What needs to be done: With the images removed, repeat the data below exactly.

------------------------------------

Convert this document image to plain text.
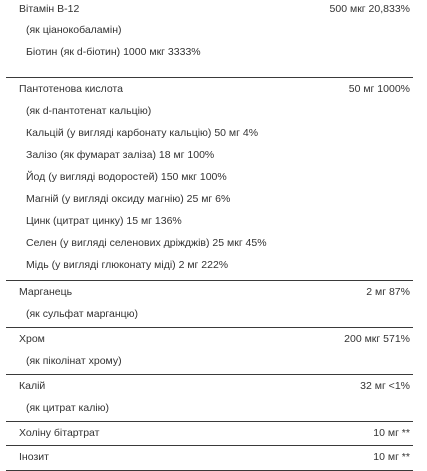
Вітамін В-12	500 мкг 20,833%
(як ціанокобаламін)
Біотин (як d-біотин) 1000 мкг 3333%
Пантотенова кислота	50 мг 1000%
(як d-пантотенат кальцію)
Кальцій (у вигляді карбонату кальцію) 50 мг 4%
Залізо (як фумарат заліза) 18 мг 100%
Йод (у вигляді водоростей) 150 мкг 100%
Магній (у вигляді оксиду магнію) 25 мг 6%
Цинк (цитрат цинку) 15 мг 136%
Селен (у вигляді селенових дріжджів) 25 мкг 45%
Мідь (у вигляді глюконату міді) 2 мг 222%
Марганець	2 мг 87%
(як сульфат марганцю)
Хром	200 мкг 571%
(як піколінат хрому)
Калій	32 мг <1%
(як цитрат калію)
Холіну бітартрат	10 мг **
Інозит	10 мг **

------------------------------------

Result of the task:
Convert this document image to plain text.
Вітамін В-12	500 мкг 20,833%
(як ціанокобаламін)
Біотин (як d-біотин) 1000 мкг 3333%
Пантотенова кислота	50 мг 1000%
(як d-пантотенат кальцію)
Кальцій (у вигляді карбонату кальцію) 50 мг 4%
Залізо (як фумарат заліза) 18 мг 100%
Йод (у вигляді водоростей) 150 мкг 100%
Магній (у вигляді оксиду магнію) 25 мг 6%
Цинк (цитрат цинку) 15 мг 136%
Селен (у вигляді селенових дріжджів) 25 мкг 45%
Мідь (у вигляді глюконату міді) 2 мг 222%
Марганець	2 мг 87%
(як сульфат марганцю)
Хром	200 мкг 571%
(як піколінат хрому)
Калій	32 мг <1%
(як цитрат калію)
Холіну бітартрат	10 мг **
Інозит	10 мг **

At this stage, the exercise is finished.